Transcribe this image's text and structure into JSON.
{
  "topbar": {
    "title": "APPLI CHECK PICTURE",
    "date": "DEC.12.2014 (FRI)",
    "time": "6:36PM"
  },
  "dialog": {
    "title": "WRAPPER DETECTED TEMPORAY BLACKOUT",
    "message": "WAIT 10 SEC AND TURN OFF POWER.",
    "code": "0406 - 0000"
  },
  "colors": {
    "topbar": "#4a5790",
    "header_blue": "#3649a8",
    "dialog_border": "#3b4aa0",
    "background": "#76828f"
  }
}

■ THE EXERCISE
Show all lines from the listing above in which "title" appears.

■ RESPONSE
    "title": "APPLI CHECK PICTURE",
    "title": "WRAPPER DETECTED TEMPORAY BLACKOUT",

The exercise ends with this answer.